**YOUR OBJECTIVE**
Update the entries from the line with "y-tick-label: 1.00% — [31, 209, 59, 220]" up to and including the line with "help-icon[interactable] — [982, 395, 996, 409]", replacing "x-tick-label" with "x-axis-label" and leaving everything else unchanged. Return only those lines.

Extracted records:
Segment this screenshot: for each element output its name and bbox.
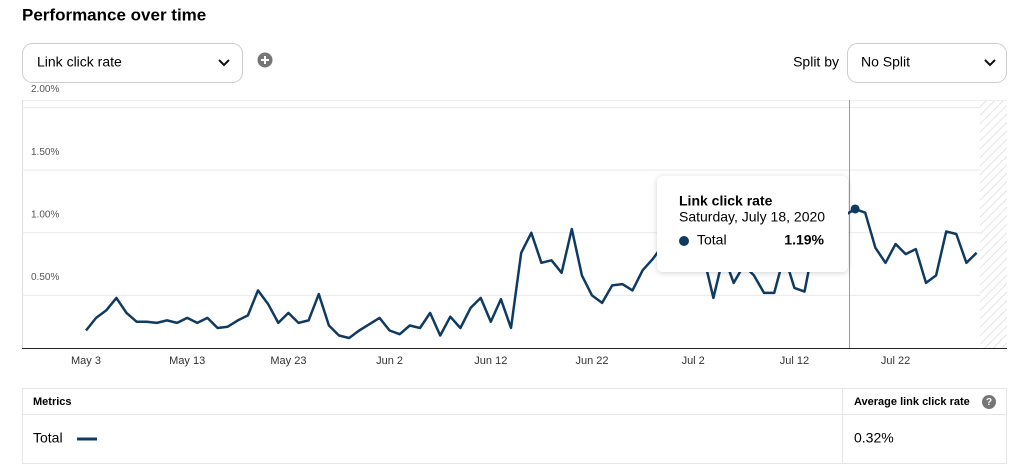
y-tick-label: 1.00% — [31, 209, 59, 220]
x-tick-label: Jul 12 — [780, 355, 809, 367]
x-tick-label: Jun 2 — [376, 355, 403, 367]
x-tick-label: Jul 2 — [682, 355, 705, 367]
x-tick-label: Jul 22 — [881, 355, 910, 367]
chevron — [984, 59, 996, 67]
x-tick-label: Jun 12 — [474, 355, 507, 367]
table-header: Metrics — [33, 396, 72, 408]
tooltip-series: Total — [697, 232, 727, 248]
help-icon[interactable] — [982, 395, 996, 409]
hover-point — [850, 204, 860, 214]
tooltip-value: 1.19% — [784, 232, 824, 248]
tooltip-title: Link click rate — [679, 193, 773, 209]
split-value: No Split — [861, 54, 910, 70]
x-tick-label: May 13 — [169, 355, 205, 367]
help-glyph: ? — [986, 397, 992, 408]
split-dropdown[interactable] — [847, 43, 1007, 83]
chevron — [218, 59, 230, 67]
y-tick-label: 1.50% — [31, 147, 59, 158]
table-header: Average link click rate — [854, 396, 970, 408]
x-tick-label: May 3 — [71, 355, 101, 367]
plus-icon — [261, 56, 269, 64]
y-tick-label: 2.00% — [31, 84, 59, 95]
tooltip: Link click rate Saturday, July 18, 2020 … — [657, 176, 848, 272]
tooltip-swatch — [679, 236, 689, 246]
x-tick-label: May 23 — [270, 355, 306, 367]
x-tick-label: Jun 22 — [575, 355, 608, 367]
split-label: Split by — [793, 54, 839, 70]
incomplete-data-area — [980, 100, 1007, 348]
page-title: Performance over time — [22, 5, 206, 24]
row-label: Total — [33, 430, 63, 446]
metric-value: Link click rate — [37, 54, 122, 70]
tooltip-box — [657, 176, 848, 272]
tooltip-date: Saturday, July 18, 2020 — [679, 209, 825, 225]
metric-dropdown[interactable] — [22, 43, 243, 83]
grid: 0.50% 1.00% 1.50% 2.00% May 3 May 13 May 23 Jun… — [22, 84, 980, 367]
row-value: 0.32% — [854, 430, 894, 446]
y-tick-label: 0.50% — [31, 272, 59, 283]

* * *

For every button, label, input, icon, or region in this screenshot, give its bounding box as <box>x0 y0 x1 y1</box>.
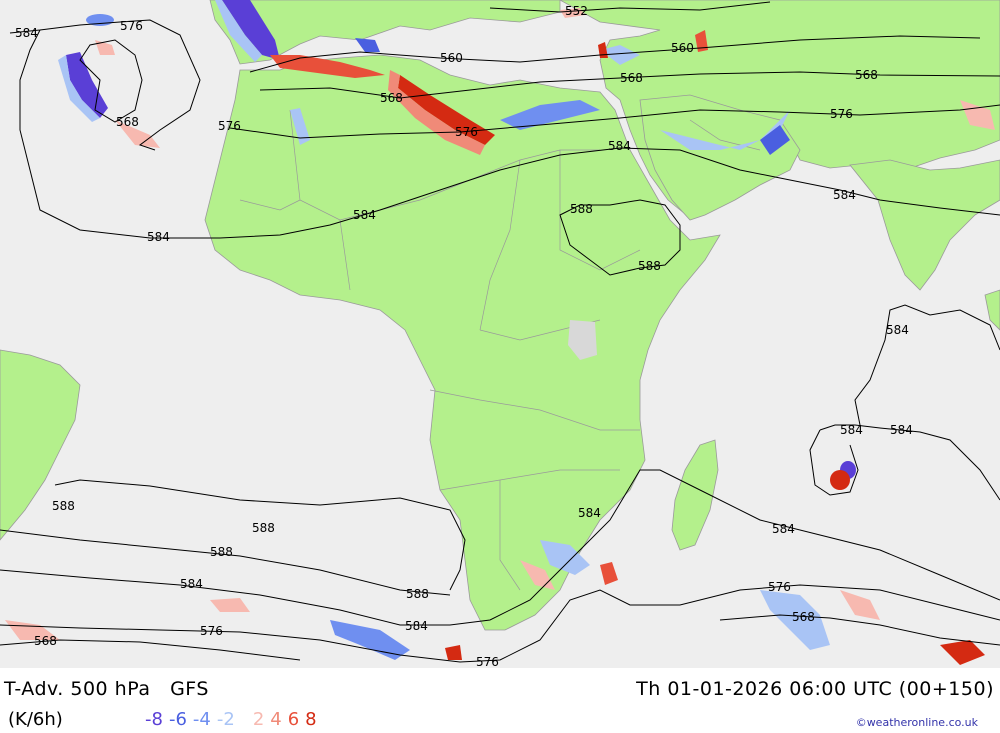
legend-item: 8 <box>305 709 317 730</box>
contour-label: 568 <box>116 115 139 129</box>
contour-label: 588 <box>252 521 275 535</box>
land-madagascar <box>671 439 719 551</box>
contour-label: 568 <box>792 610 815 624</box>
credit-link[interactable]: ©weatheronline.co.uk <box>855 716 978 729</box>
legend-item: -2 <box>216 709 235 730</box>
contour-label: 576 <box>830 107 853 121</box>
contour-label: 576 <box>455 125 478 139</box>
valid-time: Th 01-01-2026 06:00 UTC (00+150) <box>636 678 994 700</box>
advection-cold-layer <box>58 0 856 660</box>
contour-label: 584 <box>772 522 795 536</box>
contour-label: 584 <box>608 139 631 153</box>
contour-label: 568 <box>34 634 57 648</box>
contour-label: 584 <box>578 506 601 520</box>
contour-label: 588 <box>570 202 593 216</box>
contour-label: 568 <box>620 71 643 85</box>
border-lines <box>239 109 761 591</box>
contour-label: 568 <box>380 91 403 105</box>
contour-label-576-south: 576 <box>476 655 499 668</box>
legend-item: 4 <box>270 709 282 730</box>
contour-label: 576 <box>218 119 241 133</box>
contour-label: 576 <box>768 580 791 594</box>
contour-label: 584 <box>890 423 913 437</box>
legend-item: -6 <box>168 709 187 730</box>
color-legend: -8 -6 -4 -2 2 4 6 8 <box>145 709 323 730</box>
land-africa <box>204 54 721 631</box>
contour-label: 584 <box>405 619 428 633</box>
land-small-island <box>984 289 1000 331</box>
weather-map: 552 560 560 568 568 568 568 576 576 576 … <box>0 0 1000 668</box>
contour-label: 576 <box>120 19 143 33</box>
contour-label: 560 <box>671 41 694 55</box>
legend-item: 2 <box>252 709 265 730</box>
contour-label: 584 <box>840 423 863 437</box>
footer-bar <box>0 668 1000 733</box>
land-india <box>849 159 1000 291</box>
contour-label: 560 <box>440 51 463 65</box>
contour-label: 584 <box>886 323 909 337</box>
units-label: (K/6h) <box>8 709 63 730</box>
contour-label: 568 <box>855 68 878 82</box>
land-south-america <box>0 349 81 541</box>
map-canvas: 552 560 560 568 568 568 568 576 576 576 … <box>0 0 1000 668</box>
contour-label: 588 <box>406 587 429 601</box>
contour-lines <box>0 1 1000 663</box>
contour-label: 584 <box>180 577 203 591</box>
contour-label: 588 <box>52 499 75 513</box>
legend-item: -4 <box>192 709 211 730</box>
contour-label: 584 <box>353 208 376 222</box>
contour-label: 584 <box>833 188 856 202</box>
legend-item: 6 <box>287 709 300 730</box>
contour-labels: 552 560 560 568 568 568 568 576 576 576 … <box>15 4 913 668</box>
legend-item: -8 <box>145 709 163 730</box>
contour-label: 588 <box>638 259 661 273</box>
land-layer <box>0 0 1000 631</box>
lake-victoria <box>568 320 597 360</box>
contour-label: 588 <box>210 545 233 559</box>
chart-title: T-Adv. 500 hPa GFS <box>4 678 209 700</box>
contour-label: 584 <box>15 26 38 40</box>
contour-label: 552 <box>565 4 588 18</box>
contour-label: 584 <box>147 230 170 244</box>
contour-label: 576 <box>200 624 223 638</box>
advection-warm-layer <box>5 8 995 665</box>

**ANSWER TO THE EXERCISE**
y-tick-label: 1.00% — [31, 209, 59, 220]
x-axis-label: Jul 12 — [780, 355, 809, 367]
x-axis-label: Jun 2 — [376, 355, 403, 367]
x-axis-label: Jul 2 — [682, 355, 705, 367]
x-axis-label: Jul 22 — [881, 355, 910, 367]
chevron — [984, 59, 996, 67]
x-axis-label: Jun 12 — [474, 355, 507, 367]
table-header: Metrics — [33, 396, 72, 408]
tooltip-series: Total — [697, 232, 727, 248]
help-icon[interactable] — [982, 395, 996, 409]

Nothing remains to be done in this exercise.